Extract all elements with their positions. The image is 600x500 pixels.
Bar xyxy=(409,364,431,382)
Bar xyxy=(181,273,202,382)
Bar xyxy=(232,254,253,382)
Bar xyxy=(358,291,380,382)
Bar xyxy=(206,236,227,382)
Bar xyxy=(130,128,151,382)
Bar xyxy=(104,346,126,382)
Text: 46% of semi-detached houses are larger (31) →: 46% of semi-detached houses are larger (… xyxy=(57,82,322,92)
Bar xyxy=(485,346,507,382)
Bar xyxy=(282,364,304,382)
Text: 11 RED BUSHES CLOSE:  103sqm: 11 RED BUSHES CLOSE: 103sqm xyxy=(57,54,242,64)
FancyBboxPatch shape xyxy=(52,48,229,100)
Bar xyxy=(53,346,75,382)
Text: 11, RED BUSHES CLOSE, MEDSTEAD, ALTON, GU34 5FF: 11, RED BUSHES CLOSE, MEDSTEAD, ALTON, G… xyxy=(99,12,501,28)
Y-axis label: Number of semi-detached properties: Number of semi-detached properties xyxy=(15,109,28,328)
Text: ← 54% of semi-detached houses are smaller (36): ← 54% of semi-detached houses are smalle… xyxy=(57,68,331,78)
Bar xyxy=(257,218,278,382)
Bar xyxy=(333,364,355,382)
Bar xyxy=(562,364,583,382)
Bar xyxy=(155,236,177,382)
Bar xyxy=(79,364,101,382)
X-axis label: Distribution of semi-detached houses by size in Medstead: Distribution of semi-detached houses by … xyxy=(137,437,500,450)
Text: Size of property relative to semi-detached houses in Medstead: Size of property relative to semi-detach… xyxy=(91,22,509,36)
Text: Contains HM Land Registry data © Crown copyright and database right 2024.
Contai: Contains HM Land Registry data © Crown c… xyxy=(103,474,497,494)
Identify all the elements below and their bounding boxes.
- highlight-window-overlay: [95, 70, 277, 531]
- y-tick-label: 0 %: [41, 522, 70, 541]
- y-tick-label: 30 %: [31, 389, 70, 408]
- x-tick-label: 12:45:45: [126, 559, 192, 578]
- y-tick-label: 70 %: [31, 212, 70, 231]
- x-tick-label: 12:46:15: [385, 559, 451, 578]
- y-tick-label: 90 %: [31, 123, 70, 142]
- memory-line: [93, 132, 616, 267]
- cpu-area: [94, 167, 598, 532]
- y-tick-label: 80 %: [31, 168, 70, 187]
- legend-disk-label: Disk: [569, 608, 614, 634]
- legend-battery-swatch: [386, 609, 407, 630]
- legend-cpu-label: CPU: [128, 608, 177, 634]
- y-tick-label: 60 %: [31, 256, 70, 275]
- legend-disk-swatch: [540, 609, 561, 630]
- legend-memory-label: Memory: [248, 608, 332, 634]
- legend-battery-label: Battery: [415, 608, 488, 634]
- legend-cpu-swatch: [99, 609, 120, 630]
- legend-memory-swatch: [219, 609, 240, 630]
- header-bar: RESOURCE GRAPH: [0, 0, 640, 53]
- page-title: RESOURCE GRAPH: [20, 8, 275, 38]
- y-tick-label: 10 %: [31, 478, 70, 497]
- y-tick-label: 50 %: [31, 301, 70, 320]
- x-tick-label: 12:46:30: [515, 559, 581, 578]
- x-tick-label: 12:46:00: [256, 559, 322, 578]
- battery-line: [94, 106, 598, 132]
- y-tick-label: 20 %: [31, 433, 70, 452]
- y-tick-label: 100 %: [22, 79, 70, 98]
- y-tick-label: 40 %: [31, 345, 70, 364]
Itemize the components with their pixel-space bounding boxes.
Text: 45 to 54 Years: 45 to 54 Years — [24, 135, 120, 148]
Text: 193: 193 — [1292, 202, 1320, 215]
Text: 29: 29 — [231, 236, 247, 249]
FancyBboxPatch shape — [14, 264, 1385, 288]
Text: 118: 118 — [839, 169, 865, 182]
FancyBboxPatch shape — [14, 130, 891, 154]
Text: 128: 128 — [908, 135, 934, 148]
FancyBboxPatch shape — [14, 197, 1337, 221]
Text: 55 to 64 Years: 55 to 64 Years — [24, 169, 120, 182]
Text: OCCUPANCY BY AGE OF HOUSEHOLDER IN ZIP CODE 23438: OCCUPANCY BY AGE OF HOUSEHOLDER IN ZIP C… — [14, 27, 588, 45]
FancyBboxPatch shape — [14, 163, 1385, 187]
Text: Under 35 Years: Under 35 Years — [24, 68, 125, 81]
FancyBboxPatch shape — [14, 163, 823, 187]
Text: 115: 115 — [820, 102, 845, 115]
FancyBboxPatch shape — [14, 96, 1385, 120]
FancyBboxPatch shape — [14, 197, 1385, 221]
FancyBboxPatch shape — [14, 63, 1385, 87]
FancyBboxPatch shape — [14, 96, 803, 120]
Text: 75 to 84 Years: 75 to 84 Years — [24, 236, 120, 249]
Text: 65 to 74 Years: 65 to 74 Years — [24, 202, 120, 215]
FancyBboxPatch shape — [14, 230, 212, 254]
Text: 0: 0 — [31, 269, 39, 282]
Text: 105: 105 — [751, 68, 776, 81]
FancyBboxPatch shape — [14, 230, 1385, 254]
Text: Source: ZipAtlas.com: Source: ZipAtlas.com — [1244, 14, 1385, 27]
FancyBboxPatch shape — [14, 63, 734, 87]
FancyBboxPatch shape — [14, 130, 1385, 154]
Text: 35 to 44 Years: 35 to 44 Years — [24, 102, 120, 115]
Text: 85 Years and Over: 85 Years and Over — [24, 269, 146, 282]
········
- _To do_
Reproduce all of the material above verbatim, keeping every line in its original order.

- _Correct response_
Extract all elements with their positions. The image is 600x500 pixels.
Bar xyxy=(409,364,431,382)
Bar xyxy=(181,273,202,382)
Bar xyxy=(232,254,253,382)
Bar xyxy=(358,291,380,382)
Bar xyxy=(206,236,227,382)
Bar xyxy=(130,128,151,382)
Bar xyxy=(104,346,126,382)
Text: 46% of semi-detached houses are larger (31) →: 46% of semi-detached houses are larger (… xyxy=(57,82,322,92)
Bar xyxy=(485,346,507,382)
Bar xyxy=(282,364,304,382)
Text: 11 RED BUSHES CLOSE:  103sqm: 11 RED BUSHES CLOSE: 103sqm xyxy=(57,54,242,64)
FancyBboxPatch shape xyxy=(52,48,229,100)
Bar xyxy=(53,346,75,382)
Text: 11, RED BUSHES CLOSE, MEDSTEAD, ALTON, GU34 5FF: 11, RED BUSHES CLOSE, MEDSTEAD, ALTON, G… xyxy=(99,12,501,28)
Y-axis label: Number of semi-detached properties: Number of semi-detached properties xyxy=(15,109,28,328)
Text: ← 54% of semi-detached houses are smaller (36): ← 54% of semi-detached houses are smalle… xyxy=(57,68,331,78)
Bar xyxy=(257,218,278,382)
Bar xyxy=(333,364,355,382)
Bar xyxy=(562,364,583,382)
Bar xyxy=(155,236,177,382)
Bar xyxy=(79,364,101,382)
X-axis label: Distribution of semi-detached houses by size in Medstead: Distribution of semi-detached houses by … xyxy=(137,437,500,450)
Text: Size of property relative to semi-detached houses in Medstead: Size of property relative to semi-detach… xyxy=(91,22,509,36)
Text: Contains HM Land Registry data © Crown copyright and database right 2024.
Contai: Contains HM Land Registry data © Crown c… xyxy=(103,474,497,494)
Identify all the elements below and their bounding boxes.
- highlight-window-overlay: [95, 70, 277, 531]
- y-tick-label: 0 %: [41, 522, 70, 541]
- y-tick-label: 30 %: [31, 389, 70, 408]
- x-tick-label: 12:45:45: [126, 559, 192, 578]
- y-tick-label: 70 %: [31, 212, 70, 231]
- x-tick-label: 12:46:15: [385, 559, 451, 578]
- y-tick-label: 90 %: [31, 123, 70, 142]
- memory-line: [93, 132, 616, 267]
- cpu-area: [94, 167, 598, 532]
- y-tick-label: 80 %: [31, 168, 70, 187]
- legend-disk-label: Disk: [569, 608, 614, 634]
- legend-battery-swatch: [386, 609, 407, 630]
- legend-cpu-label: CPU: [128, 608, 177, 634]
- y-tick-label: 60 %: [31, 256, 70, 275]
- legend-disk-swatch: [540, 609, 561, 630]
- legend-memory-label: Memory: [248, 608, 332, 634]
- legend-battery-label: Battery: [415, 608, 488, 634]
- legend-cpu-swatch: [99, 609, 120, 630]
- legend-memory-swatch: [219, 609, 240, 630]
- header-bar: RESOURCE GRAPH: [0, 0, 640, 53]
- page-title: RESOURCE GRAPH: [20, 8, 275, 38]
- y-tick-label: 10 %: [31, 478, 70, 497]
- y-tick-label: 50 %: [31, 301, 70, 320]
- x-tick-label: 12:46:30: [515, 559, 581, 578]
- x-tick-label: 12:46:00: [256, 559, 322, 578]
- battery-line: [94, 106, 598, 132]
- y-tick-label: 20 %: [31, 433, 70, 452]
- y-tick-label: 100 %: [22, 79, 70, 98]
- y-tick-label: 40 %: [31, 345, 70, 364]
Itemize the components with their pixel-space bounding boxes.
Text: 45 to 54 Years: 45 to 54 Years — [24, 135, 120, 148]
Text: 193: 193 — [1292, 202, 1320, 215]
Text: 29: 29 — [231, 236, 247, 249]
FancyBboxPatch shape — [14, 264, 1385, 288]
Text: 118: 118 — [839, 169, 865, 182]
FancyBboxPatch shape — [14, 130, 891, 154]
Text: 128: 128 — [908, 135, 934, 148]
FancyBboxPatch shape — [14, 197, 1337, 221]
Text: 55 to 64 Years: 55 to 64 Years — [24, 169, 120, 182]
Text: OCCUPANCY BY AGE OF HOUSEHOLDER IN ZIP CODE 23438: OCCUPANCY BY AGE OF HOUSEHOLDER IN ZIP C… — [14, 27, 588, 45]
FancyBboxPatch shape — [14, 163, 1385, 187]
Text: Under 35 Years: Under 35 Years — [24, 68, 125, 81]
FancyBboxPatch shape — [14, 163, 823, 187]
Text: 115: 115 — [820, 102, 845, 115]
FancyBboxPatch shape — [14, 96, 1385, 120]
FancyBboxPatch shape — [14, 197, 1385, 221]
FancyBboxPatch shape — [14, 63, 1385, 87]
FancyBboxPatch shape — [14, 96, 803, 120]
Text: 75 to 84 Years: 75 to 84 Years — [24, 236, 120, 249]
Text: 65 to 74 Years: 65 to 74 Years — [24, 202, 120, 215]
FancyBboxPatch shape — [14, 230, 212, 254]
Text: 0: 0 — [31, 269, 39, 282]
Text: 105: 105 — [751, 68, 776, 81]
FancyBboxPatch shape — [14, 230, 1385, 254]
Text: Source: ZipAtlas.com: Source: ZipAtlas.com — [1244, 14, 1385, 27]
FancyBboxPatch shape — [14, 63, 734, 87]
FancyBboxPatch shape — [14, 130, 1385, 154]
Text: 35 to 44 Years: 35 to 44 Years — [24, 102, 120, 115]
Text: 85 Years and Over: 85 Years and Over — [24, 269, 146, 282]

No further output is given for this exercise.